>>>

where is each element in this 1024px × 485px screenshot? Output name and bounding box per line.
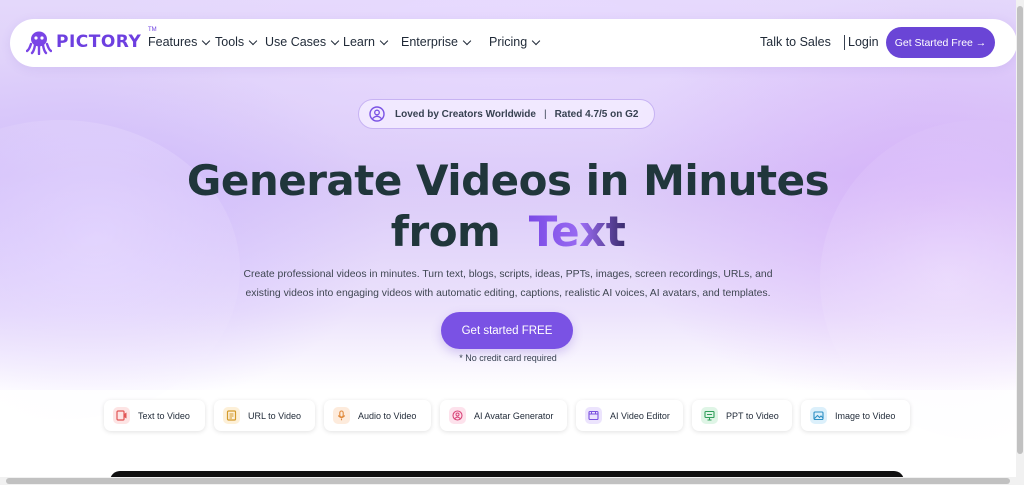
nav-features[interactable]: Features — [148, 35, 211, 49]
get-started-free-cta-button[interactable]: Get started FREE — [441, 312, 573, 349]
hero-subtitle-line-2: existing videos into engaging videos wit… — [245, 288, 771, 299]
horizontal-scrollbar[interactable] — [0, 477, 1016, 485]
badge-loved-text: Loved by Creators Worldwide — [395, 108, 536, 120]
badge-separator: | — [543, 108, 547, 120]
chip-text-to-video[interactable]: Text to Video — [104, 400, 205, 431]
chevron-down-icon — [531, 36, 541, 45]
brand-name: PICTORY — [56, 32, 142, 52]
nav-use-cases[interactable]: Use Cases — [265, 35, 340, 49]
hero-title-prefix: from — [390, 207, 501, 256]
video-editor-icon — [585, 407, 602, 424]
chip-ai-avatar-generator[interactable]: AI Avatar Generator — [440, 400, 567, 431]
brand-logo[interactable]: PICTORY TM — [26, 27, 157, 55]
image-icon — [810, 407, 827, 424]
nav-label: Tools — [215, 35, 245, 49]
chip-label: AI Video Editor — [610, 410, 670, 421]
chip-ppt-to-video[interactable]: PPT to Video — [692, 400, 792, 431]
chip-url-to-video[interactable]: URL to Video — [214, 400, 315, 431]
nav-label: Learn — [343, 35, 375, 49]
nav-label: Features — [148, 35, 198, 49]
chip-ai-video-editor[interactable]: AI Video Editor — [576, 400, 683, 431]
social-proof-badge: Loved by Creators Worldwide | Rated 4.7/… — [358, 99, 655, 129]
chip-image-to-video[interactable]: Image to Video — [801, 400, 910, 431]
hero-subtitle-line-1: Create professional videos in minutes. T… — [243, 269, 773, 280]
text-video-icon — [113, 407, 130, 424]
chip-audio-to-video[interactable]: Audio to Video — [324, 400, 431, 431]
scrollbar-thumb[interactable] — [6, 478, 1010, 484]
avatar-icon — [449, 407, 466, 424]
vertical-scrollbar[interactable] — [1016, 0, 1024, 485]
microphone-icon — [333, 407, 350, 424]
chip-label: Audio to Video — [358, 410, 417, 421]
hero-title-line-2: from Text — [0, 207, 1016, 257]
trademark: TM — [148, 27, 157, 33]
nav-divider — [844, 35, 845, 50]
hero-title-line-1: Generate Videos in Minutes — [186, 156, 830, 205]
chevron-down-icon — [330, 36, 340, 45]
chip-label: AI Avatar Generator — [474, 410, 554, 421]
no-credit-card-note: * No credit card required — [459, 353, 557, 363]
nav-pricing[interactable]: Pricing — [489, 35, 541, 49]
octopus-logo-icon — [26, 31, 52, 55]
nav-label: Pricing — [489, 35, 528, 49]
chevron-down-icon — [202, 36, 211, 45]
url-doc-icon — [223, 407, 240, 424]
chip-label: URL to Video — [248, 410, 302, 421]
hero-title-accent: Text — [528, 207, 626, 256]
nav-label: Use Cases — [265, 35, 327, 49]
nav-label: Enterprise — [401, 35, 458, 49]
chevron-down-icon — [248, 36, 258, 45]
scrollbar-thumb[interactable] — [1017, 6, 1023, 454]
talk-to-sales-link[interactable]: Talk to Sales — [760, 35, 831, 49]
top-navbar: PICTORY TM Features Tools Use Cases Lear… — [10, 19, 1017, 67]
badge-rating-text: Rated 4.7/5 on G2 — [554, 108, 639, 120]
get-started-free-button[interactable]: Get Started Free → — [886, 27, 995, 58]
chevron-down-icon — [462, 36, 472, 45]
chip-label: Image to Video — [835, 410, 896, 421]
user-circle-icon — [369, 106, 385, 122]
nav-learn[interactable]: Learn — [343, 35, 389, 49]
chevron-down-icon — [379, 36, 389, 45]
chip-label: PPT to Video — [726, 410, 779, 421]
nav-enterprise[interactable]: Enterprise — [401, 35, 472, 49]
login-link[interactable]: Login — [848, 35, 879, 49]
nav-tools[interactable]: Tools — [215, 35, 258, 49]
presentation-icon — [701, 407, 718, 424]
chip-label: Text to Video — [138, 410, 190, 421]
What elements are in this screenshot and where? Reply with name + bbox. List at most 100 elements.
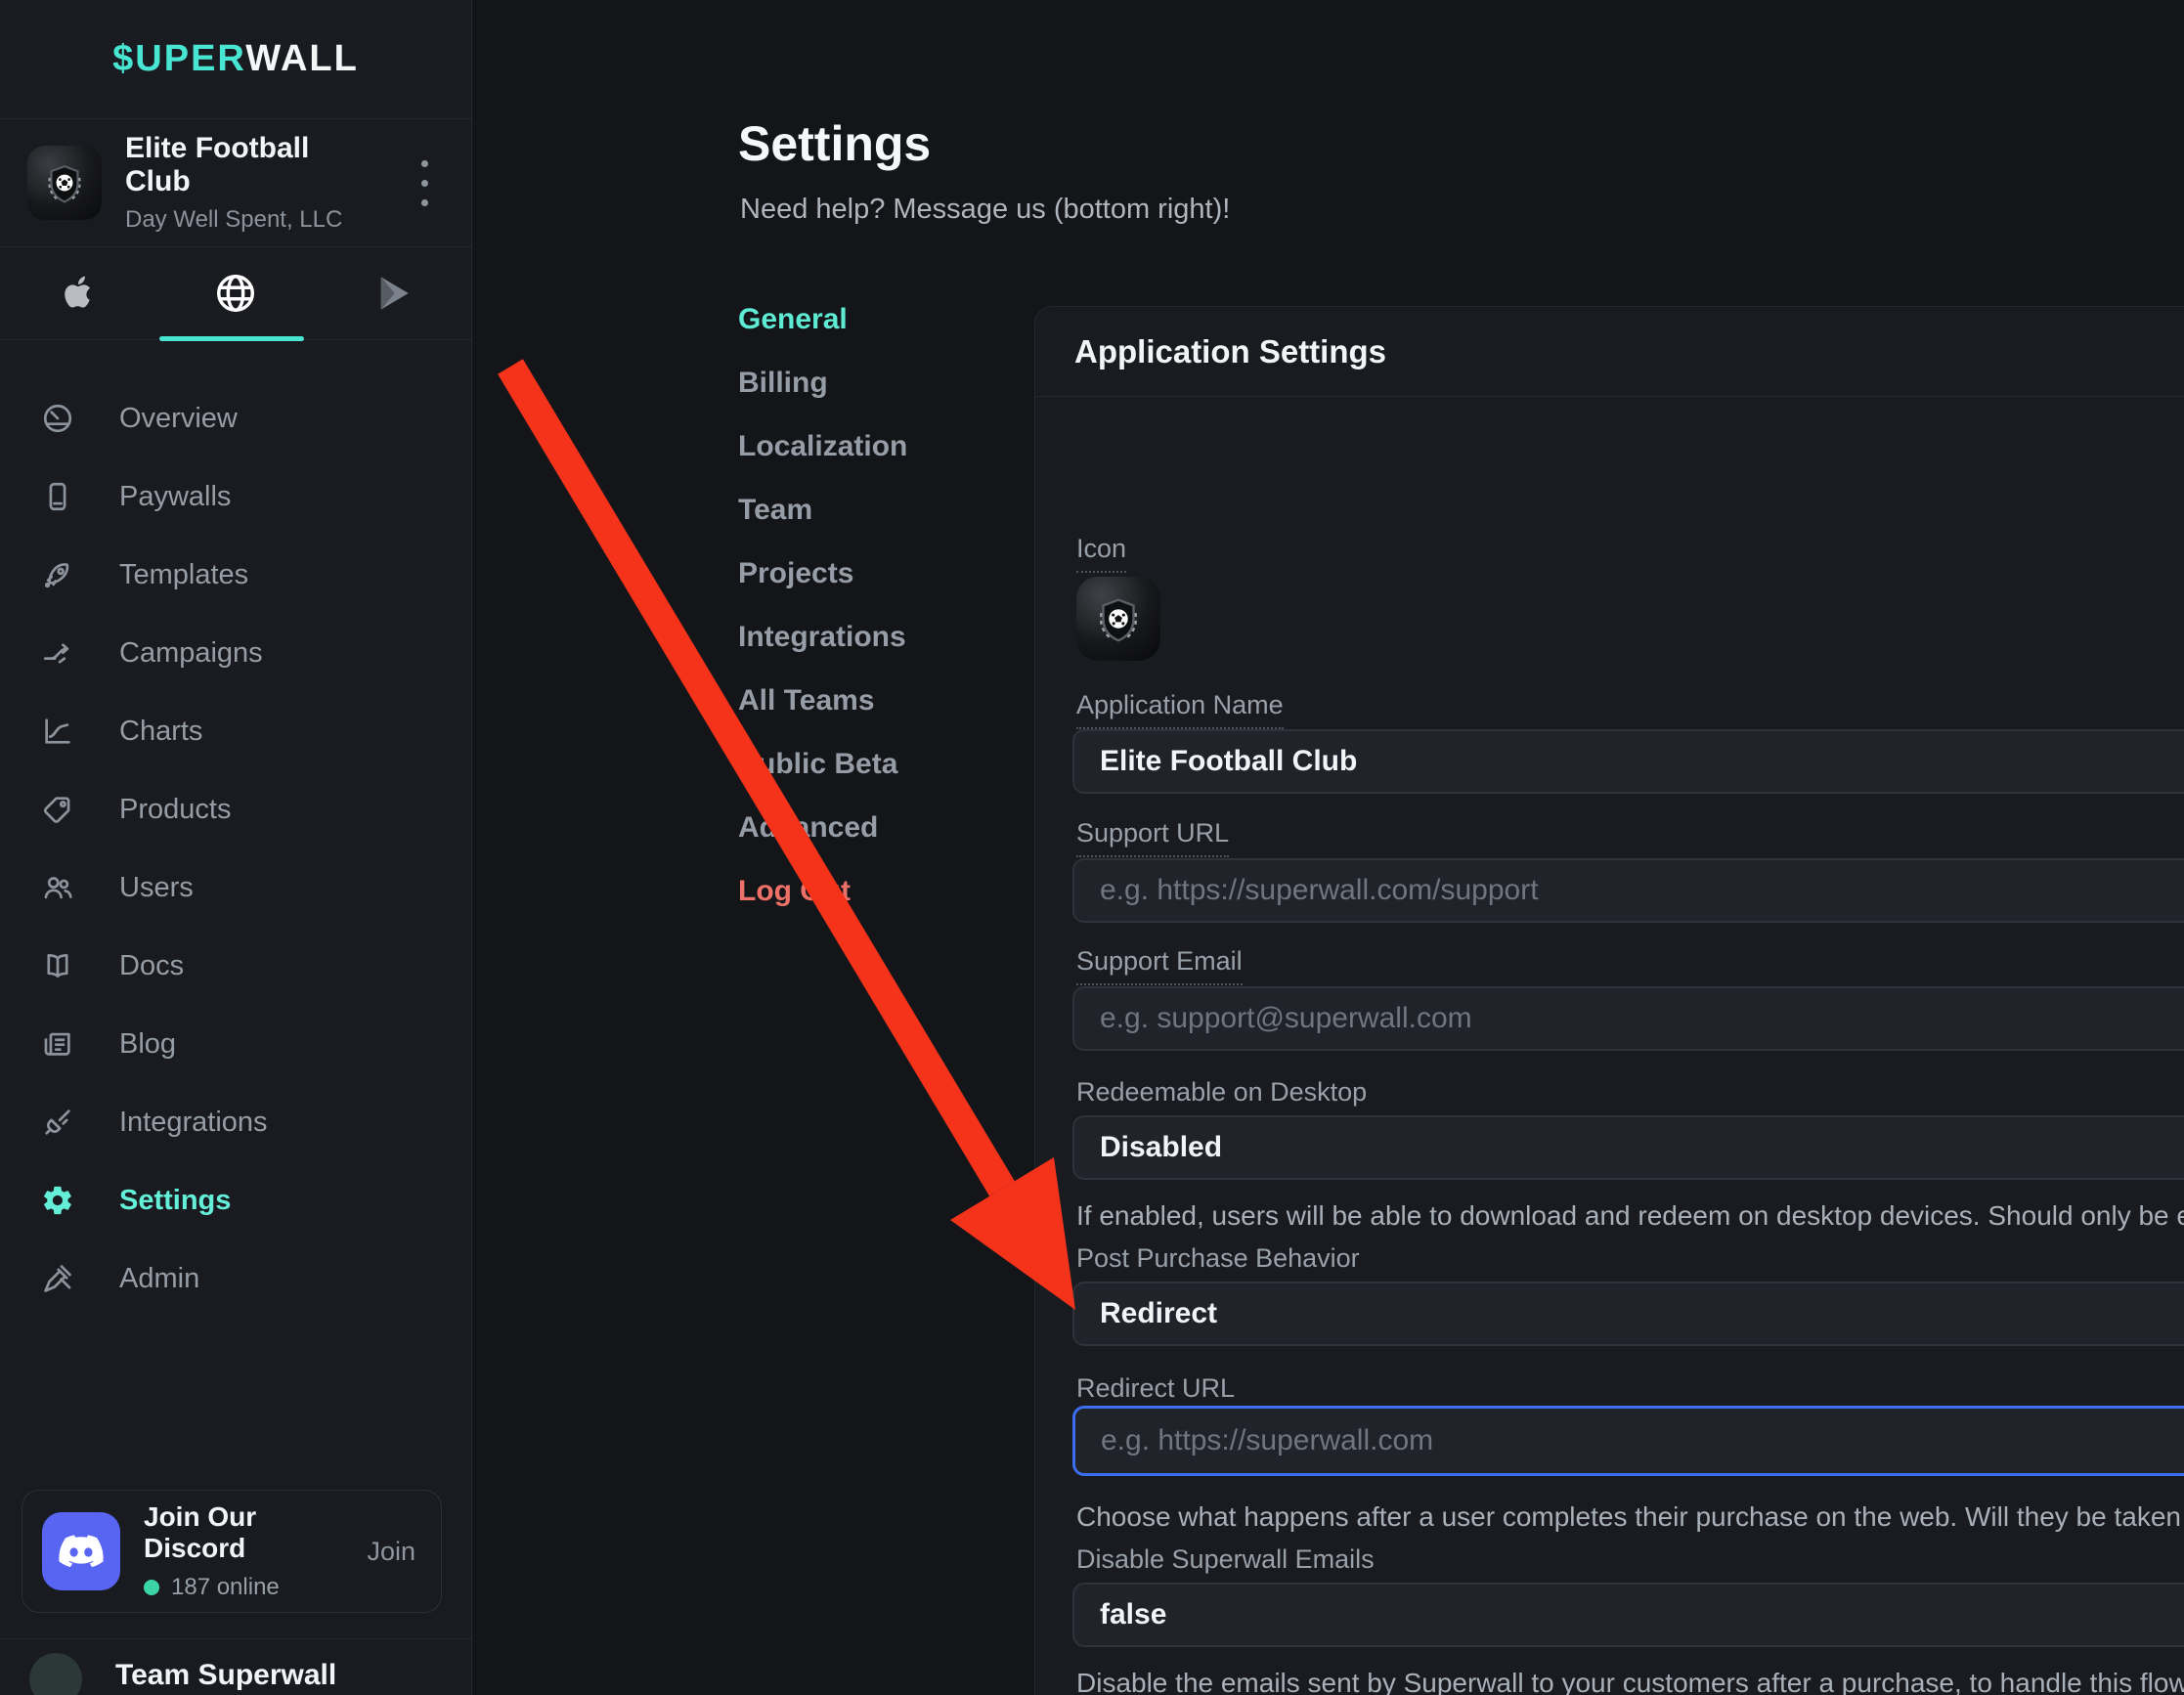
subnav-general[interactable]: General xyxy=(738,303,907,367)
sidebar-item-overview[interactable]: Overview xyxy=(0,379,471,457)
redeemable-on-desktop-select[interactable]: Disabled xyxy=(1072,1115,2184,1180)
online-dot-icon xyxy=(144,1580,159,1595)
phone-icon xyxy=(39,478,76,515)
sidebar-item-blog[interactable]: Blog xyxy=(0,1005,471,1083)
workspace-switcher[interactable]: Elite Football Club Day Well Spent, LLC xyxy=(0,119,471,247)
team-avatar xyxy=(29,1653,82,1695)
sidebar-item-label: Templates xyxy=(119,559,248,591)
plug-icon xyxy=(39,1104,76,1141)
sidebar-item-templates[interactable]: Templates xyxy=(0,536,471,614)
support-url-label: Support URL xyxy=(1076,818,1229,857)
disable-emails-helper-text: Disable the emails sent by Superwall to … xyxy=(1076,1668,2184,1695)
sidebar-item-docs[interactable]: Docs xyxy=(0,927,471,1005)
sidebar-spacer xyxy=(0,1318,471,1490)
rocket-icon xyxy=(39,556,76,593)
logo-area: $UPERWALL xyxy=(0,0,471,119)
sidebar-item-label: Overview xyxy=(119,403,238,435)
tag-icon xyxy=(39,791,76,828)
subnav-projects[interactable]: Projects xyxy=(738,557,907,621)
subnav-public-beta[interactable]: Public Beta xyxy=(738,748,907,811)
redeemable-on-desktop-label: Redeemable on Desktop xyxy=(1076,1077,1367,1108)
discord-banner[interactable]: Join Our Discord 187 online Join xyxy=(22,1490,442,1613)
page-title: Settings xyxy=(738,115,931,172)
redirect-url-helper-text: Choose what happens after a user complet… xyxy=(1076,1501,2184,1533)
discord-logo-icon xyxy=(58,1534,105,1569)
football-club-emblem-icon xyxy=(1088,588,1149,649)
google-play-icon xyxy=(372,273,414,314)
online-count: 187 online xyxy=(171,1574,280,1601)
sidebar-item-charts[interactable]: Charts xyxy=(0,692,471,770)
apple-icon xyxy=(57,272,100,315)
application-name-label: Application Name xyxy=(1076,690,1284,729)
tab-android[interactable] xyxy=(314,247,471,339)
redeemable-helper-text: If enabled, users will be able to downlo… xyxy=(1076,1200,2184,1232)
sidebar-item-label: Paywalls xyxy=(119,481,231,513)
sidebar-item-label: Campaigns xyxy=(119,637,263,670)
superwall-dashboard: $UPERWALL Elite Football Club xyxy=(0,0,2184,1695)
panel-header: Application Settings xyxy=(1035,307,2184,397)
disable-superwall-emails-select[interactable]: false xyxy=(1072,1583,2184,1647)
gear-icon xyxy=(39,1182,76,1219)
sidebar-item-label: Admin xyxy=(119,1263,199,1295)
sidebar: $UPERWALL Elite Football Club xyxy=(0,0,472,1695)
gauge-icon xyxy=(39,400,76,437)
team-name: Team Superwall xyxy=(115,1653,336,1692)
post-purchase-behavior-label: Post Purchase Behavior xyxy=(1076,1243,1360,1274)
sidebar-item-campaigns[interactable]: Campaigns xyxy=(0,614,471,692)
discord-online-status: 187 online xyxy=(144,1574,343,1601)
subnav-log-out[interactable]: Log Out xyxy=(738,875,907,938)
support-email-label: Support Email xyxy=(1076,946,1243,985)
sidebar-item-admin[interactable]: Admin xyxy=(0,1239,471,1318)
sidebar-item-paywalls[interactable]: Paywalls xyxy=(0,457,471,536)
icon-label: Icon xyxy=(1076,534,1126,573)
workspace-meta: Elite Football Club Day Well Spent, LLC xyxy=(125,132,381,234)
sidebar-item-label: Docs xyxy=(119,950,184,982)
redirect-url-label: Redirect URL xyxy=(1076,1373,1235,1404)
tab-web[interactable] xyxy=(157,247,315,339)
logo-teal-text: $UPER xyxy=(112,38,245,79)
discord-join-button[interactable]: Join xyxy=(367,1537,415,1567)
redirect-url-input[interactable] xyxy=(1072,1406,2184,1476)
sidebar-item-label: Settings xyxy=(119,1185,231,1217)
settings-subnav: General Billing Localization Team Projec… xyxy=(738,303,907,938)
subnav-localization[interactable]: Localization xyxy=(738,430,907,494)
tab-apple[interactable] xyxy=(0,247,157,339)
application-name-input[interactable] xyxy=(1072,729,2184,794)
discord-title: Join Our Discord xyxy=(144,1501,343,1564)
workspace-app-icon xyxy=(27,146,102,220)
sidebar-item-label: Users xyxy=(119,872,194,904)
post-purchase-behavior-select[interactable]: Redirect xyxy=(1072,1282,2184,1346)
subnav-team[interactable]: Team xyxy=(738,494,907,557)
discord-icon xyxy=(42,1512,120,1590)
sidebar-item-integrations[interactable]: Integrations xyxy=(0,1083,471,1161)
active-tab-underline xyxy=(159,336,304,341)
globe-icon xyxy=(213,271,258,316)
subnav-all-teams[interactable]: All Teams xyxy=(738,684,907,748)
support-email-input[interactable] xyxy=(1072,986,2184,1051)
panel-body: Icon Application Name xyxy=(1035,397,2184,1695)
team-account-row[interactable]: Team Superwall xyxy=(0,1638,471,1695)
subnav-advanced[interactable]: Advanced xyxy=(738,811,907,875)
application-icon-upload[interactable] xyxy=(1076,577,1160,661)
subnav-integrations[interactable]: Integrations xyxy=(738,621,907,684)
sidebar-item-products[interactable]: Products xyxy=(0,770,471,848)
application-settings-panel: Application Settings Icon xyxy=(1034,306,2184,1695)
main-content: Settings Need help? Message us (bottom r… xyxy=(473,0,2184,1695)
workspace-name: Elite Football Club xyxy=(125,132,381,198)
disable-superwall-emails-label: Disable Superwall Emails xyxy=(1076,1544,1375,1575)
sidebar-item-label: Products xyxy=(119,794,231,826)
workspace-company: Day Well Spent, LLC xyxy=(125,206,381,234)
subnav-billing[interactable]: Billing xyxy=(738,367,907,430)
split-arrow-icon xyxy=(39,634,76,672)
sidebar-item-label: Blog xyxy=(119,1028,176,1061)
book-icon xyxy=(39,947,76,984)
sidebar-item-label: Integrations xyxy=(119,1107,268,1139)
football-club-emblem-icon xyxy=(38,156,91,209)
sidebar-item-users[interactable]: Users xyxy=(0,848,471,927)
sidebar-item-settings[interactable]: Settings xyxy=(0,1161,471,1239)
sidebar-nav: Overview Paywalls Templates Campaigns xyxy=(0,340,471,1318)
support-url-input[interactable] xyxy=(1072,858,2184,923)
chart-icon xyxy=(39,713,76,750)
workspace-menu-kebab-icon[interactable] xyxy=(405,160,444,206)
users-icon xyxy=(39,869,76,906)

<<<

• Job
Count the lines of the records above that contain the string "free", with case taken into account. Give only the number.

• In response
2